▶ _Set problem_: Select the lines below containing the word "JSON".

-- Start Supplied records --

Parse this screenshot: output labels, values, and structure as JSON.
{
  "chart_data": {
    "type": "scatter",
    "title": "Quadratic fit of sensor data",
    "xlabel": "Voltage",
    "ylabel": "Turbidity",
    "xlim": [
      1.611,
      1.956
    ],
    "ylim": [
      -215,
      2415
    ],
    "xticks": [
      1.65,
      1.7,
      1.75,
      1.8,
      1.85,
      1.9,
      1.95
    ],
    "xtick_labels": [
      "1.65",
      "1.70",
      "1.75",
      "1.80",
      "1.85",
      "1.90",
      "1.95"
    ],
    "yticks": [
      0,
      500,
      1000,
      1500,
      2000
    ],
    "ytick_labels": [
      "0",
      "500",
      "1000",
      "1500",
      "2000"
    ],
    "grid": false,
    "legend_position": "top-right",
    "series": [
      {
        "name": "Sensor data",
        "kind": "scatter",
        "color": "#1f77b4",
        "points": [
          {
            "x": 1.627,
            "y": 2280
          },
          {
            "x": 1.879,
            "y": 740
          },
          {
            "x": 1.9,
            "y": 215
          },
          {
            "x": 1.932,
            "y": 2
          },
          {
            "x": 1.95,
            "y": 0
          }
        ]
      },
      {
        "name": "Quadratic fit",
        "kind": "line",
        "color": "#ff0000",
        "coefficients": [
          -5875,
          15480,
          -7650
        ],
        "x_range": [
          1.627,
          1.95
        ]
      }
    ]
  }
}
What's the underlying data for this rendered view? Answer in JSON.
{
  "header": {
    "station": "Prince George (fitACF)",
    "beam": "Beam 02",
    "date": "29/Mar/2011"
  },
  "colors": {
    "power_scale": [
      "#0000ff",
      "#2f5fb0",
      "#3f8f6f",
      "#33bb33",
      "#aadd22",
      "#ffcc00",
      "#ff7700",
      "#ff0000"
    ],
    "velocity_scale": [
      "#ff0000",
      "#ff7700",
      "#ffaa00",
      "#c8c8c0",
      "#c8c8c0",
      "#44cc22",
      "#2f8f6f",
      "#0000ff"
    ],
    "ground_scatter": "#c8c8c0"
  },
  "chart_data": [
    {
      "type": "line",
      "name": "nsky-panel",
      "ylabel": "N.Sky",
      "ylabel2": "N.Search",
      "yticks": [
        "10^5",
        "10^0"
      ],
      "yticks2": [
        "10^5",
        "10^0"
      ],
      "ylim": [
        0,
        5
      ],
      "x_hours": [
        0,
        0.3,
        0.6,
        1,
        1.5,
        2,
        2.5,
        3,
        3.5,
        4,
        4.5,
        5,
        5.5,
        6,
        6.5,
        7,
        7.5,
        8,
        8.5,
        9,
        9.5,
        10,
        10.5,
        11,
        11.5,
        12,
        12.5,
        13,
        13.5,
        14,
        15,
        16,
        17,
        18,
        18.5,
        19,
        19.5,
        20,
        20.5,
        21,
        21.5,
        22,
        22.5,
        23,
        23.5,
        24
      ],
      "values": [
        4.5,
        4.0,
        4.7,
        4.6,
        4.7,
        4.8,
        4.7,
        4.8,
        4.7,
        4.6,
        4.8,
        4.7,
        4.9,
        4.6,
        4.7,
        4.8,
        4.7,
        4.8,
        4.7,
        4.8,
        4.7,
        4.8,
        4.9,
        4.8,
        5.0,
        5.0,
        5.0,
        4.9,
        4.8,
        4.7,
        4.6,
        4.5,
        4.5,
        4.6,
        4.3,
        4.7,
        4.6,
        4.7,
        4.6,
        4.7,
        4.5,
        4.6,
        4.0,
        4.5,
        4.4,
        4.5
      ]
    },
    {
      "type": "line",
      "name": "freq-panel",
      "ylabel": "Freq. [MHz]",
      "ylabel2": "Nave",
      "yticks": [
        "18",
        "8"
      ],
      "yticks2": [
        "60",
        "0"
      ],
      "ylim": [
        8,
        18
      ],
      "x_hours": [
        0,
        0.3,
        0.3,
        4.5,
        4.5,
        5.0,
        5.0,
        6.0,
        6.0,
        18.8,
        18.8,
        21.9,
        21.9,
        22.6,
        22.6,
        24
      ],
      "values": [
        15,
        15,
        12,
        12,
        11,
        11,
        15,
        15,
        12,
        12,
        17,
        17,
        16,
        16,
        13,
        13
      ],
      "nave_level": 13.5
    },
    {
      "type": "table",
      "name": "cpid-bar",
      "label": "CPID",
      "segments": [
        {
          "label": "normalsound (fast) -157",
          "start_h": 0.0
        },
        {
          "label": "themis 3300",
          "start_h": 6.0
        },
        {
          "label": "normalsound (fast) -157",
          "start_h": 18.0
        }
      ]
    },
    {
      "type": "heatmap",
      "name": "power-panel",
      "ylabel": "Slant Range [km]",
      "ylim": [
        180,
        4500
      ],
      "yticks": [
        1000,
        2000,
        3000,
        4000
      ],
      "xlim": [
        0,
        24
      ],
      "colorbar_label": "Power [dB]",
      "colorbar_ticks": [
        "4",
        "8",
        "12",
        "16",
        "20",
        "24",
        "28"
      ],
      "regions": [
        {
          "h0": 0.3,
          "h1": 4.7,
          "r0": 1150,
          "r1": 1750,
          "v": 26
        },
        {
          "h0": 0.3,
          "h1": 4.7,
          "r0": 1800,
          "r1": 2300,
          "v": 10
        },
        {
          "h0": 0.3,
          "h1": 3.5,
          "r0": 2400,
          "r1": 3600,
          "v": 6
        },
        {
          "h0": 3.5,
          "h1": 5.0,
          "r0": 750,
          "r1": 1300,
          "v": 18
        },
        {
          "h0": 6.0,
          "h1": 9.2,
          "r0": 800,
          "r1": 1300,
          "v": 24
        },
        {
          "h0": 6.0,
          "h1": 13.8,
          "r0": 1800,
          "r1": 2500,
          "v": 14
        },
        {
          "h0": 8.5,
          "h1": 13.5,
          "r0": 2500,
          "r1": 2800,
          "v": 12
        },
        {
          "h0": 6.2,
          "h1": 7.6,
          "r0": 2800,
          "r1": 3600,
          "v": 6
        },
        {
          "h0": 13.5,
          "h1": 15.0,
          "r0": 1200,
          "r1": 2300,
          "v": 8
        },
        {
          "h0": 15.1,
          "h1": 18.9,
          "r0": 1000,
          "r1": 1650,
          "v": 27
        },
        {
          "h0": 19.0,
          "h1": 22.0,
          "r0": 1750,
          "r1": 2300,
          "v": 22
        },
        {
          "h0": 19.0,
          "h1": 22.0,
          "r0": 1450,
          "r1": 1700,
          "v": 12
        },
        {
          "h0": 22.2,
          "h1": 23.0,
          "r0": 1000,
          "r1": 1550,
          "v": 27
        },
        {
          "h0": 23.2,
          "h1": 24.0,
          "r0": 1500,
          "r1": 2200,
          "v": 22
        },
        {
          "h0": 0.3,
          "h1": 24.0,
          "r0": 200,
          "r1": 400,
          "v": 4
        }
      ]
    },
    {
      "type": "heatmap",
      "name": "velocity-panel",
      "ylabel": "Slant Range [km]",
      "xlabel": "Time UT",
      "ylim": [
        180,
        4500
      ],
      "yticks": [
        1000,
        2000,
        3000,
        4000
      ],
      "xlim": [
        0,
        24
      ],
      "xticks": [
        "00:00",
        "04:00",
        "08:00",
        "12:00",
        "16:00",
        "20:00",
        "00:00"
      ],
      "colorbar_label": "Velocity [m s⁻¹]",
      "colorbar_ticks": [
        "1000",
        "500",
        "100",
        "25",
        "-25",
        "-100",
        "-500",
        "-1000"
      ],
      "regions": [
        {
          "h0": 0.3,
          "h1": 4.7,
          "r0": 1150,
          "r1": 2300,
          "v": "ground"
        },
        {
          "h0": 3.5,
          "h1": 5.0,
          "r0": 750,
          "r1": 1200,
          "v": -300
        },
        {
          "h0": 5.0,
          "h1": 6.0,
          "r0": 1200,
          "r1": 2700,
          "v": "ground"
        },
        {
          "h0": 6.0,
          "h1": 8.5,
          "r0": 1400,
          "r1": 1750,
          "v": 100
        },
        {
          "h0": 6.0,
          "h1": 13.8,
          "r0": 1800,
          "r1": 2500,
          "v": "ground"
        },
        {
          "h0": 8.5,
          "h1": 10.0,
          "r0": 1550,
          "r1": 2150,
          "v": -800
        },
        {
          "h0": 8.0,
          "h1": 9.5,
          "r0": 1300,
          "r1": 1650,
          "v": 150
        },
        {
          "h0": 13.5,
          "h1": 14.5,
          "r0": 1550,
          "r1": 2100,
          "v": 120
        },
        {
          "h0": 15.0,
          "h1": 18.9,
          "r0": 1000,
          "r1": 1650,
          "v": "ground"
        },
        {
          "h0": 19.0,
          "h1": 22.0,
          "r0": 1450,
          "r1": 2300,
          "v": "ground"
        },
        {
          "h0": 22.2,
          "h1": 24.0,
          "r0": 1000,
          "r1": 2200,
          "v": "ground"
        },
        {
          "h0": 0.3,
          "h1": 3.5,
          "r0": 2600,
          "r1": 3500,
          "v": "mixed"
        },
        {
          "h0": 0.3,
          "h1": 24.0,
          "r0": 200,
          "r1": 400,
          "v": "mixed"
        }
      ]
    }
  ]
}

-- End Supplied records --

▶ _Written solution_:
Parse this screenshot: output labels, values, and structure as JSON.
What's the underlying data for this rendered view? Answer in JSON.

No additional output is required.